PROVIDED ENTRIES:
start

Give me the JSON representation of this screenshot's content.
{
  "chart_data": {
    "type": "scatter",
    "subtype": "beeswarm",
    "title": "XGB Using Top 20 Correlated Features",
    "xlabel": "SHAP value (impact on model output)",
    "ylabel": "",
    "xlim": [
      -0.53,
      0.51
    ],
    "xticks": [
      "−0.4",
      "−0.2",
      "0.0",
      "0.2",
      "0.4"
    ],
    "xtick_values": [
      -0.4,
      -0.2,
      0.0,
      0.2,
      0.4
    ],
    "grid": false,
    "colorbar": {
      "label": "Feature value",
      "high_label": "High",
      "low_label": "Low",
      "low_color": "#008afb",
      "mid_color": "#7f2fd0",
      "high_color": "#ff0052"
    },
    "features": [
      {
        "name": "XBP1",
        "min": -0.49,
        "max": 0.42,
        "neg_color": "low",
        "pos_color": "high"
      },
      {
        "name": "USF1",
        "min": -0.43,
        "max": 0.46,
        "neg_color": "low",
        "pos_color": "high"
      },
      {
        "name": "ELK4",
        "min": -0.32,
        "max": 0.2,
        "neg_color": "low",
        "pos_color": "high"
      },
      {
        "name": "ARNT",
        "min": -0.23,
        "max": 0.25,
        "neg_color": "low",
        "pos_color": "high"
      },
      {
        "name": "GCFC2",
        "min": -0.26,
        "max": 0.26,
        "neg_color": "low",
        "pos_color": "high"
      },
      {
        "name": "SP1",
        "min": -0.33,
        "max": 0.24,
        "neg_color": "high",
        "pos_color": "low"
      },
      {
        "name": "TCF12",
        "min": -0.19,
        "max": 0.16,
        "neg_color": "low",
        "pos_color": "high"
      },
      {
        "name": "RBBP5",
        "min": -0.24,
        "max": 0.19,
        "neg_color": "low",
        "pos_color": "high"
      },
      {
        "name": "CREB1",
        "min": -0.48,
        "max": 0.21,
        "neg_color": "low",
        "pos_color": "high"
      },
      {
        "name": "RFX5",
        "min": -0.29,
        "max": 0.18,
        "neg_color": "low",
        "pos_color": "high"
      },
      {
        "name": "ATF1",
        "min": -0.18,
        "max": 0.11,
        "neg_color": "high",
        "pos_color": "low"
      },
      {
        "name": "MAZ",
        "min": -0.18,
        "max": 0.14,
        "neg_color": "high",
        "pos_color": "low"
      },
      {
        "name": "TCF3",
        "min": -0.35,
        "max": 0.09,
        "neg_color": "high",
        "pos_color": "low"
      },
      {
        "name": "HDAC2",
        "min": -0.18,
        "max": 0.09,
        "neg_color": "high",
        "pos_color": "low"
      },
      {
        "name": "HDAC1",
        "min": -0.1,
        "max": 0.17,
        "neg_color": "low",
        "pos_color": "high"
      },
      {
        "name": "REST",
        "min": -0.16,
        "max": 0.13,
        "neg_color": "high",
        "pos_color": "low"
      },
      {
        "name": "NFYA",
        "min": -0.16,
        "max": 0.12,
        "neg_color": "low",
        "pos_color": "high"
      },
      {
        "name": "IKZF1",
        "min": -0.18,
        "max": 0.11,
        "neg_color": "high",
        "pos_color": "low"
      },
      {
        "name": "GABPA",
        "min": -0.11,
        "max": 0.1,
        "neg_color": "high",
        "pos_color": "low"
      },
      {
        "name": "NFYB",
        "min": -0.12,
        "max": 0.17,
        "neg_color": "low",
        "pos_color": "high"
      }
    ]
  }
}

end

DIRECTIONS FOR THIS TASK: Copy the data above exactly. Every line must be included.

ANSWER TO THE PROBLEM:
Give me the JSON representation of this screenshot's content.
{
  "chart_data": {
    "type": "scatter",
    "subtype": "beeswarm",
    "title": "XGB Using Top 20 Correlated Features",
    "xlabel": "SHAP value (impact on model output)",
    "ylabel": "",
    "xlim": [
      -0.53,
      0.51
    ],
    "xticks": [
      "−0.4",
      "−0.2",
      "0.0",
      "0.2",
      "0.4"
    ],
    "xtick_values": [
      -0.4,
      -0.2,
      0.0,
      0.2,
      0.4
    ],
    "grid": false,
    "colorbar": {
      "label": "Feature value",
      "high_label": "High",
      "low_label": "Low",
      "low_color": "#008afb",
      "mid_color": "#7f2fd0",
      "high_color": "#ff0052"
    },
    "features": [
      {
        "name": "XBP1",
        "min": -0.49,
        "max": 0.42,
        "neg_color": "low",
        "pos_color": "high"
      },
      {
        "name": "USF1",
        "min": -0.43,
        "max": 0.46,
        "neg_color": "low",
        "pos_color": "high"
      },
      {
        "name": "ELK4",
        "min": -0.32,
        "max": 0.2,
        "neg_color": "low",
        "pos_color": "high"
      },
      {
        "name": "ARNT",
        "min": -0.23,
        "max": 0.25,
        "neg_color": "low",
        "pos_color": "high"
      },
      {
        "name": "GCFC2",
        "min": -0.26,
        "max": 0.26,
        "neg_color": "low",
        "pos_color": "high"
      },
      {
        "name": "SP1",
        "min": -0.33,
        "max": 0.24,
        "neg_color": "high",
        "pos_color": "low"
      },
      {
        "name": "TCF12",
        "min": -0.19,
        "max": 0.16,
        "neg_color": "low",
        "pos_color": "high"
      },
      {
        "name": "RBBP5",
        "min": -0.24,
        "max": 0.19,
        "neg_color": "low",
        "pos_color": "high"
      },
      {
        "name": "CREB1",
        "min": -0.48,
        "max": 0.21,
        "neg_color": "low",
        "pos_color": "high"
      },
      {
        "name": "RFX5",
        "min": -0.29,
        "max": 0.18,
        "neg_color": "low",
        "pos_color": "high"
      },
      {
        "name": "ATF1",
        "min": -0.18,
        "max": 0.11,
        "neg_color": "high",
        "pos_color": "low"
      },
      {
        "name": "MAZ",
        "min": -0.18,
        "max": 0.14,
        "neg_color": "high",
        "pos_color": "low"
      },
      {
        "name": "TCF3",
        "min": -0.35,
        "max": 0.09,
        "neg_color": "high",
        "pos_color": "low"
      },
      {
        "name": "HDAC2",
        "min": -0.18,
        "max": 0.09,
        "neg_color": "high",
        "pos_color": "low"
      },
      {
        "name": "HDAC1",
        "min": -0.1,
        "max": 0.17,
        "neg_color": "low",
        "pos_color": "high"
      },
      {
        "name": "REST",
        "min": -0.16,
        "max": 0.13,
        "neg_color": "high",
        "pos_color": "low"
      },
      {
        "name": "NFYA",
        "min": -0.16,
        "max": 0.12,
        "neg_color": "low",
        "pos_color": "high"
      },
      {
        "name": "IKZF1",
        "min": -0.18,
        "max": 0.11,
        "neg_color": "high",
        "pos_color": "low"
      },
      {
        "name": "GABPA",
        "min": -0.11,
        "max": 0.1,
        "neg_color": "high",
        "pos_color": "low"
      },
      {
        "name": "NFYB",
        "min": -0.12,
        "max": 0.17,
        "neg_color": "low",
        "pos_color": "high"
      }
    ]
  }
}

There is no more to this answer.